● **Raw data**:

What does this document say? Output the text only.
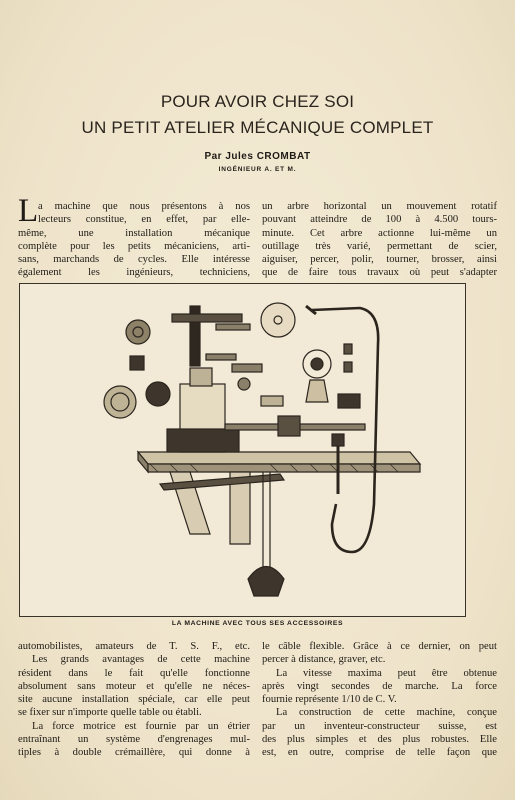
POUR AVOIR CHEZ SOI
UN PETIT ATELIER MÉCANIQUE COMPLET
Par Jules CROMBAT
INGÉNIEUR A. ET M.
L a machine que nous présentons à nos
lecteurs constitue, en effet, par elle-
même, une installation mécanique
complète pour les petits mécaniciens, arti-
sans, marchands de cycles. Elle intéresse
également les ingénieurs, techniciens,
un arbre horizontal un mouvement rotatif
pouvant atteindre de 100 à 4.500 tours-
minute. Cet arbre actionne lui-même un
outillage très varié, permettant de scier,
aiguiser, percer, polir, tourner, brosser, ainsi
que de faire tous travaux où peut s'adapter
LA MACHINE AVEC TOUS SES ACCESSOIRES
automobilistes, amateurs de T. S. F., etc.
Les grands avantages de cette machine
résident dans le fait qu'elle fonctionne
absolument sans moteur et qu'elle ne néces-
site aucune installation spéciale, car elle peut
se fixer sur n'importe quelle table ou établi.
La force motrice est fournie par un étrier
entraînant un système d'engrenages mul-
tiples à double crémaillère, qui donne à
le câble flexible. Grâce à ce dernier, on peut
percer à distance, graver, etc.
La vitesse maxima peut être obtenue
après vingt secondes de marche. La force
fournie représente 1/10 de C. V.
La construction de cette machine, conçue
par un inventeur-constructeur suisse, est
des plus simples et des plus robustes. Elle
est, en outre, comprise de telle façon que
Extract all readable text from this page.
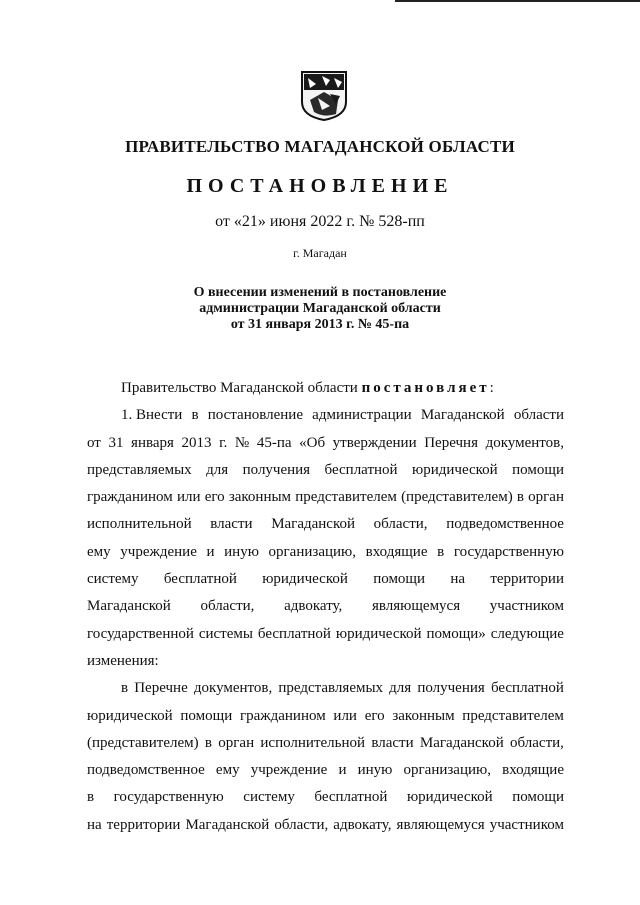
ПРАВИТЕЛЬСТВО МАГАДАНСКОЙ ОБЛАСТИ
ПОСТАНОВЛЕНИЕ
от «21» июня 2022 г. № 528-пп
г. Магадан
О внесении изменений в постановление
администрации Магаданской области
от 31 января 2013 г. № 45-па
Правительство Магаданской области постановляет:
1. Внести в постановление администрации Магаданской области
от 31 января 2013 г. № 45-па «Об утверждении Перечня документов,
представляемых для получения бесплатной юридической помощи
гражданином или его законным представителем (представителем) в орган
исполнительной власти Магаданской области, подведомственное
ему учреждение и иную организацию, входящие в государственную
систему бесплатной юридической помощи на территории
Магаданской области, адвокату, являющемуся участником
государственной системы бесплатной юридической помощи» следующие
изменения:
в Перечне документов, представляемых для получения бесплатной
юридической помощи гражданином или его законным представителем
(представителем) в орган исполнительной власти Магаданской области,
подведомственное ему учреждение и иную организацию, входящие
в государственную систему бесплатной юридической помощи
на территории Магаданской области, адвокату, являющемуся участником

● **To do**: Determine the number of lines in these entries that contain the word "систему", and write only that number.

● **Written response**: 2